## Stated exercise:
Return every line of the records below without any change, and leave the pictures out of your answer.

Excerpts from a layout annotation set
>> BEGIN
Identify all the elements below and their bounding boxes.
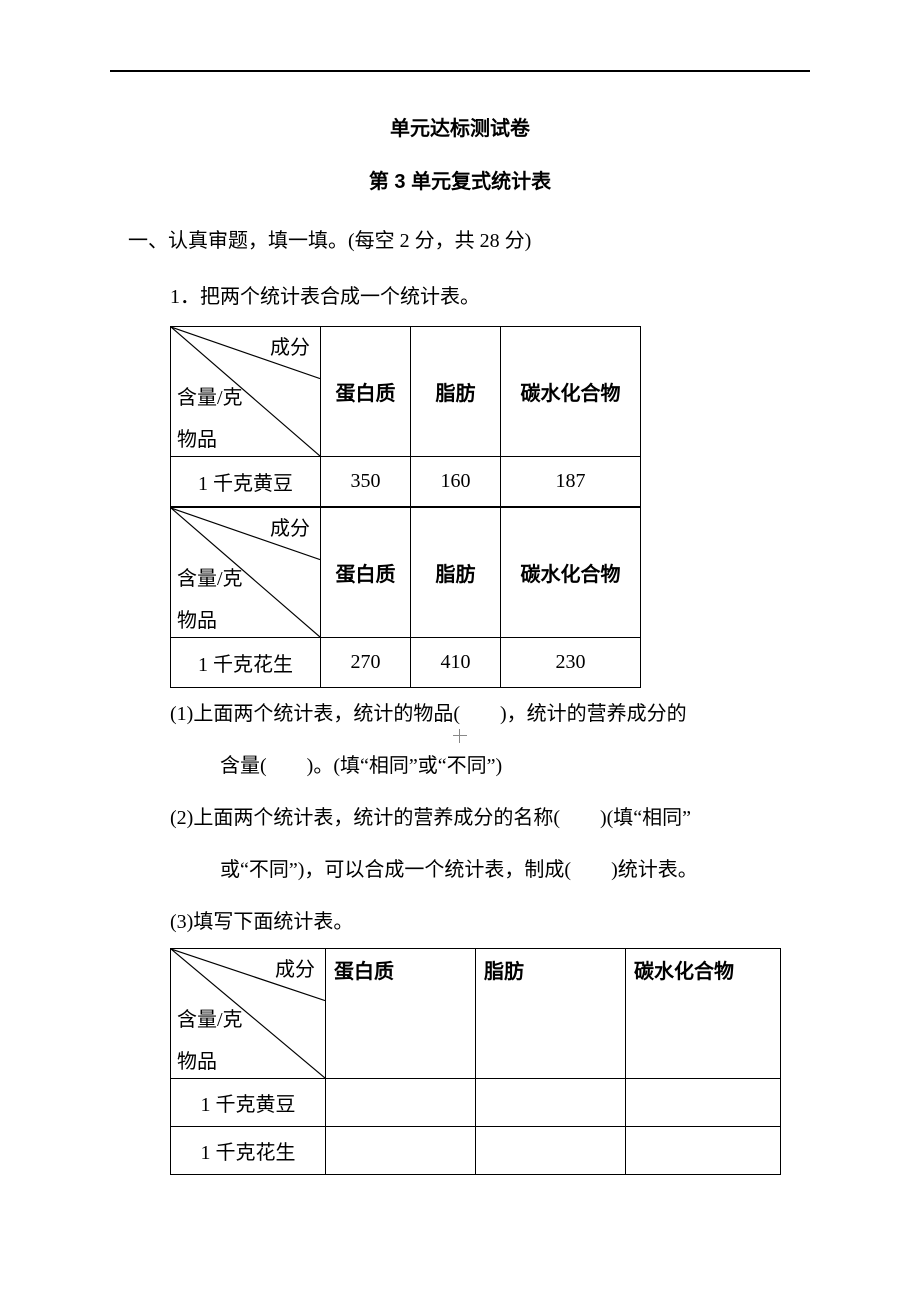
blank-cell[interactable] bbox=[626, 1127, 781, 1175]
col-header: 蛋白质 bbox=[321, 327, 411, 457]
col-header: 脂肪 bbox=[411, 508, 501, 638]
blank-cell[interactable] bbox=[476, 1079, 626, 1127]
col-header: 蛋白质 bbox=[326, 949, 476, 1079]
col-header: 脂肪 bbox=[476, 949, 626, 1079]
table-row: 1 千克花生 bbox=[171, 1127, 781, 1175]
diag-label-top: 成分 bbox=[270, 331, 310, 360]
cell: 350 bbox=[321, 457, 411, 507]
cell: 187 bbox=[501, 457, 641, 507]
col-header: 脂肪 bbox=[411, 327, 501, 457]
table-row: 成分 含量/克 物品 蛋白质 脂肪 碳水化合物 bbox=[171, 327, 641, 457]
diag-label-top: 成分 bbox=[275, 953, 315, 982]
table-c-wrap: 成分 含量/克 物品 蛋白质 脂肪 碳水化合物 1 千克黄豆 1 千克花生 bbox=[170, 948, 810, 1175]
table-row: 成分 含量/克 物品 蛋白质 脂肪 碳水化合物 bbox=[171, 508, 641, 638]
cell: 270 bbox=[321, 638, 411, 688]
table-b: 成分 含量/克 物品 蛋白质 脂肪 碳水化合物 1 千克花生 270 410 2… bbox=[170, 507, 641, 688]
subq2-line2: 或“不同”)，可以合成一个统计表，制成( )统计表。 bbox=[220, 844, 810, 896]
page-center-mark-icon bbox=[453, 729, 467, 743]
q1-label: 1．把两个统计表合成一个统计表。 bbox=[170, 278, 810, 316]
blank-cell[interactable] bbox=[326, 1079, 476, 1127]
page: 单元达标测试卷 第 3 单元复式统计表 一、认真审题，填一填。(每空 2 分，共… bbox=[0, 0, 920, 1302]
table-row: 1 千克黄豆 350 160 187 bbox=[171, 457, 641, 507]
diagonal-header-a: 成分 含量/克 物品 bbox=[171, 327, 321, 457]
subq1-line1: (1)上面两个统计表，统计的物品( )，统计的营养成分的 bbox=[170, 688, 810, 740]
row-label: 1 千克黄豆 bbox=[171, 457, 321, 507]
cell: 160 bbox=[411, 457, 501, 507]
blank-cell[interactable] bbox=[476, 1127, 626, 1175]
title-main: 单元达标测试卷 bbox=[110, 112, 810, 141]
title-sub: 第 3 单元复式统计表 bbox=[110, 165, 810, 194]
diagonal-header-b: 成分 含量/克 物品 bbox=[171, 508, 321, 638]
diag-label-mid: 含量/克 bbox=[177, 562, 243, 591]
table-row: 1 千克黄豆 bbox=[171, 1079, 781, 1127]
blank-cell[interactable] bbox=[626, 1079, 781, 1127]
row-label: 1 千克黄豆 bbox=[171, 1079, 326, 1127]
subq1-line2: 含量( )。(填“相同”或“不同”) bbox=[220, 740, 810, 792]
diag-label-top: 成分 bbox=[270, 512, 310, 541]
subq3: (3)填写下面统计表。 bbox=[170, 896, 810, 948]
diag-label-bottom: 物品 bbox=[177, 1045, 217, 1074]
diag-label-mid: 含量/克 bbox=[177, 381, 243, 410]
cell: 230 bbox=[501, 638, 641, 688]
diag-label-mid: 含量/克 bbox=[177, 1003, 243, 1032]
table-a: 成分 含量/克 物品 蛋白质 脂肪 碳水化合物 1 千克黄豆 350 160 1… bbox=[170, 326, 641, 507]
subq2-line1: (2)上面两个统计表，统计的营养成分的名称( )(填“相同” bbox=[170, 792, 810, 844]
cell: 410 bbox=[411, 638, 501, 688]
diagonal-header-c: 成分 含量/克 物品 bbox=[171, 949, 326, 1079]
col-header: 碳水化合物 bbox=[501, 508, 641, 638]
table-c: 成分 含量/克 物品 蛋白质 脂肪 碳水化合物 1 千克黄豆 1 千克花生 bbox=[170, 948, 781, 1175]
section-heading: 一、认真审题，填一填。(每空 2 分，共 28 分) bbox=[128, 222, 810, 260]
row-label: 1 千克花生 bbox=[171, 1127, 326, 1175]
col-header: 碳水化合物 bbox=[501, 327, 641, 457]
col-header: 蛋白质 bbox=[321, 508, 411, 638]
row-label: 1 千克花生 bbox=[171, 638, 321, 688]
table-row: 成分 含量/克 物品 蛋白质 脂肪 碳水化合物 bbox=[171, 949, 781, 1079]
diag-label-bottom: 物品 bbox=[177, 604, 217, 633]
col-header: 碳水化合物 bbox=[626, 949, 781, 1079]
top-rule bbox=[110, 70, 810, 72]
diag-label-bottom: 物品 bbox=[177, 423, 217, 452]
blank-cell[interactable] bbox=[326, 1127, 476, 1175]
table-row: 1 千克花生 270 410 230 bbox=[171, 638, 641, 688]
tables-wrap: 成分 含量/克 物品 蛋白质 脂肪 碳水化合物 1 千克黄豆 350 160 1… bbox=[170, 326, 810, 688]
>> END
## The completed task:
Identify all the elements below and their bounding boxes.
blank-cell[interactable] bbox=[626, 1127, 781, 1175]
col-header: 蛋白质 bbox=[321, 327, 411, 457]
col-header: 脂肪 bbox=[411, 508, 501, 638]
blank-cell[interactable] bbox=[476, 1079, 626, 1127]
col-header: 蛋白质 bbox=[326, 949, 476, 1079]
col-header: 脂肪 bbox=[476, 949, 626, 1079]
table-row: 1 千克花生 bbox=[171, 1127, 781, 1175]
diag-label-top: 成分 bbox=[270, 331, 310, 360]
cell: 350 bbox=[321, 457, 411, 507]
cell: 187 bbox=[501, 457, 641, 507]
col-header: 脂肪 bbox=[411, 327, 501, 457]
table-row: 成分 含量/克 物品 蛋白质 脂肪 碳水化合物 bbox=[171, 327, 641, 457]
diag-label-top: 成分 bbox=[275, 953, 315, 982]
table-c-wrap: 成分 含量/克 物品 蛋白质 脂肪 碳水化合物 1 千克黄豆 1 千克花生 bbox=[170, 948, 810, 1175]
table-row: 成分 含量/克 物品 蛋白质 脂肪 碳水化合物 bbox=[171, 508, 641, 638]
cell: 270 bbox=[321, 638, 411, 688]
table-b: 成分 含量/克 物品 蛋白质 脂肪 碳水化合物 1 千克花生 270 410 2… bbox=[170, 507, 641, 688]
subq2-line2: 或“不同”)，可以合成一个统计表，制成( )统计表。 bbox=[220, 844, 810, 896]
page-center-mark-icon bbox=[453, 729, 467, 743]
q1-label: 1．把两个统计表合成一个统计表。 bbox=[170, 278, 810, 316]
blank-cell[interactable] bbox=[326, 1079, 476, 1127]
page: 单元达标测试卷 第 3 单元复式统计表 一、认真审题，填一填。(每空 2 分，共… bbox=[0, 0, 920, 1302]
table-row: 1 千克黄豆 350 160 187 bbox=[171, 457, 641, 507]
diagonal-header-a: 成分 含量/克 物品 bbox=[171, 327, 321, 457]
subq1-line1: (1)上面两个统计表，统计的物品( )，统计的营养成分的 bbox=[170, 688, 810, 740]
row-label: 1 千克黄豆 bbox=[171, 457, 321, 507]
cell: 160 bbox=[411, 457, 501, 507]
blank-cell[interactable] bbox=[476, 1127, 626, 1175]
title-main: 单元达标测试卷 bbox=[110, 112, 810, 141]
title-sub: 第 3 单元复式统计表 bbox=[110, 165, 810, 194]
diagonal-header-b: 成分 含量/克 物品 bbox=[171, 508, 321, 638]
diag-label-mid: 含量/克 bbox=[177, 562, 243, 591]
table-row: 1 千克黄豆 bbox=[171, 1079, 781, 1127]
blank-cell[interactable] bbox=[626, 1079, 781, 1127]
row-label: 1 千克黄豆 bbox=[171, 1079, 326, 1127]
subq1-line2: 含量( )。(填“相同”或“不同”) bbox=[220, 740, 810, 792]
diag-label-top: 成分 bbox=[270, 512, 310, 541]
subq3: (3)填写下面统计表。 bbox=[170, 896, 810, 948]
diag-label-bottom: 物品 bbox=[177, 1045, 217, 1074]
diag-label-mid: 含量/克 bbox=[177, 381, 243, 410]
cell: 230 bbox=[501, 638, 641, 688]
diag-label-mid: 含量/克 bbox=[177, 1003, 243, 1032]
table-a: 成分 含量/克 物品 蛋白质 脂肪 碳水化合物 1 千克黄豆 350 160 1… bbox=[170, 326, 641, 507]
subq2-line1: (2)上面两个统计表，统计的营养成分的名称( )(填“相同” bbox=[170, 792, 810, 844]
cell: 410 bbox=[411, 638, 501, 688]
diagonal-header-c: 成分 含量/克 物品 bbox=[171, 949, 326, 1079]
col-header: 碳水化合物 bbox=[501, 508, 641, 638]
table-c: 成分 含量/克 物品 蛋白质 脂肪 碳水化合物 1 千克黄豆 1 千克花生 bbox=[170, 948, 781, 1175]
section-heading: 一、认真审题，填一填。(每空 2 分，共 28 分) bbox=[128, 222, 810, 260]
row-label: 1 千克花生 bbox=[171, 1127, 326, 1175]
col-header: 碳水化合物 bbox=[501, 327, 641, 457]
col-header: 蛋白质 bbox=[321, 508, 411, 638]
row-label: 1 千克花生 bbox=[171, 638, 321, 688]
table-row: 成分 含量/克 物品 蛋白质 脂肪 碳水化合物 bbox=[171, 949, 781, 1079]
diag-label-bottom: 物品 bbox=[177, 604, 217, 633]
col-header: 碳水化合物 bbox=[626, 949, 781, 1079]
top-rule bbox=[110, 70, 810, 72]
diag-label-bottom: 物品 bbox=[177, 423, 217, 452]
blank-cell[interactable] bbox=[326, 1127, 476, 1175]
table-row: 1 千克花生 270 410 230 bbox=[171, 638, 641, 688]
tables-wrap: 成分 含量/克 物品 蛋白质 脂肪 碳水化合物 1 千克黄豆 350 160 1… bbox=[170, 326, 810, 688]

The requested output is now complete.